**Problem**
Reproduce the entire listing word for word.

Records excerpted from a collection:
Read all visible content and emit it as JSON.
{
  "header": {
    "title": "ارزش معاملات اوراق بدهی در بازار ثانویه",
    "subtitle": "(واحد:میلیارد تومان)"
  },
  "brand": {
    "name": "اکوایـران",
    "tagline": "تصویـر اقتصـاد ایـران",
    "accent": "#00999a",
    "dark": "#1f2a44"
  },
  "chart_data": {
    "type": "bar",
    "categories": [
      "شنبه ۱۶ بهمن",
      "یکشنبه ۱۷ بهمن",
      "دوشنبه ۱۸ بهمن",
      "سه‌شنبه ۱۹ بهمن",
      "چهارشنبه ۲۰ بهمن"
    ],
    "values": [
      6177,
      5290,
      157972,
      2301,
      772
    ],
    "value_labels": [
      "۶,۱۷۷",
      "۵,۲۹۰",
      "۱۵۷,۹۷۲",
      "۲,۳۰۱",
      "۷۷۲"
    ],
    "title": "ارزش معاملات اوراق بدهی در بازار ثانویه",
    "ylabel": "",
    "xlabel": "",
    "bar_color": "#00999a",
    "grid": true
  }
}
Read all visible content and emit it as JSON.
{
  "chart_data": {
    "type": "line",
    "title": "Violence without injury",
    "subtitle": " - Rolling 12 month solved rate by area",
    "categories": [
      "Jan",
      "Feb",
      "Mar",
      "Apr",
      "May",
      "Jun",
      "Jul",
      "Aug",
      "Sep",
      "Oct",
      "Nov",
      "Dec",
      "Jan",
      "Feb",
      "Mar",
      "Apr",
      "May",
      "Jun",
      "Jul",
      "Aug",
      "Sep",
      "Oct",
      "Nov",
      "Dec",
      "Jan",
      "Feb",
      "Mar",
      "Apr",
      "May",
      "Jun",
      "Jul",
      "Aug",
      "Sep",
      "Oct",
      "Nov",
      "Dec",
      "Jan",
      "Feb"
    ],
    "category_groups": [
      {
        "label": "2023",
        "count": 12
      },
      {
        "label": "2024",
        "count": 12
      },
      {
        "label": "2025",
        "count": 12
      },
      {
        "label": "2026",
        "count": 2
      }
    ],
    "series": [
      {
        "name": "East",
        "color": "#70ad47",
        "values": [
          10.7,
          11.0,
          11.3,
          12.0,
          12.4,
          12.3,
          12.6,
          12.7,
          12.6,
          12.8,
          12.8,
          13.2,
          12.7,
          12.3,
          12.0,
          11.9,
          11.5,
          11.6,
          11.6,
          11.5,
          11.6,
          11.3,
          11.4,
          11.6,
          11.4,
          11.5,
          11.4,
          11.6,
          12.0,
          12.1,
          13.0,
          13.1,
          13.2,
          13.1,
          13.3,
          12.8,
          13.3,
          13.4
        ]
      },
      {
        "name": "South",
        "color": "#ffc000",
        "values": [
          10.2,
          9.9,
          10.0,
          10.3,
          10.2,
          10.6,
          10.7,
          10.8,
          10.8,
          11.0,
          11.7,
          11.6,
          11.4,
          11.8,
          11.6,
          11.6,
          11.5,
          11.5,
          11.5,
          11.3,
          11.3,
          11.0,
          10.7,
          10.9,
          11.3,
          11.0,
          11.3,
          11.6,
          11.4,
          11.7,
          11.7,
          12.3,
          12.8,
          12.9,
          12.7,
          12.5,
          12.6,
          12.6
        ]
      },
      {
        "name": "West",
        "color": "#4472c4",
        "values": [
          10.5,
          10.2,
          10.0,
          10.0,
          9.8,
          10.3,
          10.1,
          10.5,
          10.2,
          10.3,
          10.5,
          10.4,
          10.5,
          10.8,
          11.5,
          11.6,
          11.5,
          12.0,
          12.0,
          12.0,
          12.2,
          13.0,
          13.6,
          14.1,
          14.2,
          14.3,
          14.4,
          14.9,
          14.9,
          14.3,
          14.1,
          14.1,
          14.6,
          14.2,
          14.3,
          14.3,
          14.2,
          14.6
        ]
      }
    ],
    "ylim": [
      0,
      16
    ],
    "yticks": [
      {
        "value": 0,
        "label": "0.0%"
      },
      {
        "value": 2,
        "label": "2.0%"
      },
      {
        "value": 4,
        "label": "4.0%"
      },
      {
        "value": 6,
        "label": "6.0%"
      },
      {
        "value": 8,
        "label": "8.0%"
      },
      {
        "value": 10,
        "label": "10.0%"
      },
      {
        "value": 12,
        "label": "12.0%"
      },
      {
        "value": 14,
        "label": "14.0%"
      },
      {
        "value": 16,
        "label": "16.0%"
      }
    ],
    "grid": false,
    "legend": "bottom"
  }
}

**Task answer**
Read all visible content and emit it as JSON.
{
  "header": {
    "title": "ارزش معاملات اوراق بدهی در بازار ثانویه",
    "subtitle": "(واحد:میلیارد تومان)"
  },
  "brand": {
    "name": "اکوایـران",
    "tagline": "تصویـر اقتصـاد ایـران",
    "accent": "#00999a",
    "dark": "#1f2a44"
  },
  "chart_data": {
    "type": "bar",
    "categories": [
      "شنبه ۱۶ بهمن",
      "یکشنبه ۱۷ بهمن",
      "دوشنبه ۱۸ بهمن",
      "سه‌شنبه ۱۹ بهمن",
      "چهارشنبه ۲۰ بهمن"
    ],
    "values": [
      6177,
      5290,
      157972,
      2301,
      772
    ],
    "value_labels": [
      "۶,۱۷۷",
      "۵,۲۹۰",
      "۱۵۷,۹۷۲",
      "۲,۳۰۱",
      "۷۷۲"
    ],
    "title": "ارزش معاملات اوراق بدهی در بازار ثانویه",
    "ylabel": "",
    "xlabel": "",
    "bar_color": "#00999a",
    "grid": true
  }
}
Read all visible content and emit it as JSON.
{
  "chart_data": {
    "type": "line",
    "title": "Violence without injury",
    "subtitle": " - Rolling 12 month solved rate by area",
    "categories": [
      "Jan",
      "Feb",
      "Mar",
      "Apr",
      "May",
      "Jun",
      "Jul",
      "Aug",
      "Sep",
      "Oct",
      "Nov",
      "Dec",
      "Jan",
      "Feb",
      "Mar",
      "Apr",
      "May",
      "Jun",
      "Jul",
      "Aug",
      "Sep",
      "Oct",
      "Nov",
      "Dec",
      "Jan",
      "Feb",
      "Mar",
      "Apr",
      "May",
      "Jun",
      "Jul",
      "Aug",
      "Sep",
      "Oct",
      "Nov",
      "Dec",
      "Jan",
      "Feb"
    ],
    "category_groups": [
      {
        "label": "2023",
        "count": 12
      },
      {
        "label": "2024",
        "count": 12
      },
      {
        "label": "2025",
        "count": 12
      },
      {
        "label": "2026",
        "count": 2
      }
    ],
    "series": [
      {
        "name": "East",
        "color": "#70ad47",
        "values": [
          10.7,
          11.0,
          11.3,
          12.0,
          12.4,
          12.3,
          12.6,
          12.7,
          12.6,
          12.8,
          12.8,
          13.2,
          12.7,
          12.3,
          12.0,
          11.9,
          11.5,
          11.6,
          11.6,
          11.5,
          11.6,
          11.3,
          11.4,
          11.6,
          11.4,
          11.5,
          11.4,
          11.6,
          12.0,
          12.1,
          13.0,
          13.1,
          13.2,
          13.1,
          13.3,
          12.8,
          13.3,
          13.4
        ]
      },
      {
        "name": "South",
        "color": "#ffc000",
        "values": [
          10.2,
          9.9,
          10.0,
          10.3,
          10.2,
          10.6,
          10.7,
          10.8,
          10.8,
          11.0,
          11.7,
          11.6,
          11.4,
          11.8,
          11.6,
          11.6,
          11.5,
          11.5,
          11.5,
          11.3,
          11.3,
          11.0,
          10.7,
          10.9,
          11.3,
          11.0,
          11.3,
          11.6,
          11.4,
          11.7,
          11.7,
          12.3,
          12.8,
          12.9,
          12.7,
          12.5,
          12.6,
          12.6
        ]
      },
      {
        "name": "West",
        "color": "#4472c4",
        "values": [
          10.5,
          10.2,
          10.0,
          10.0,
          9.8,
          10.3,
          10.1,
          10.5,
          10.2,
          10.3,
          10.5,
          10.4,
          10.5,
          10.8,
          11.5,
          11.6,
          11.5,
          12.0,
          12.0,
          12.0,
          12.2,
          13.0,
          13.6,
          14.1,
          14.2,
          14.3,
          14.4,
          14.9,
          14.9,
          14.3,
          14.1,
          14.1,
          14.6,
          14.2,
          14.3,
          14.3,
          14.2,
          14.6
        ]
      }
    ],
    "ylim": [
      0,
      16
    ],
    "yticks": [
      {
        "value": 0,
        "label": "0.0%"
      },
      {
        "value": 2,
        "label": "2.0%"
      },
      {
        "value": 4,
        "label": "4.0%"
      },
      {
        "value": 6,
        "label": "6.0%"
      },
      {
        "value": 8,
        "label": "8.0%"
      },
      {
        "value": 10,
        "label": "10.0%"
      },
      {
        "value": 12,
        "label": "12.0%"
      },
      {
        "value": 14,
        "label": "14.0%"
      },
      {
        "value": 16,
        "label": "16.0%"
      }
    ],
    "grid": false,
    "legend": "bottom"
  }
}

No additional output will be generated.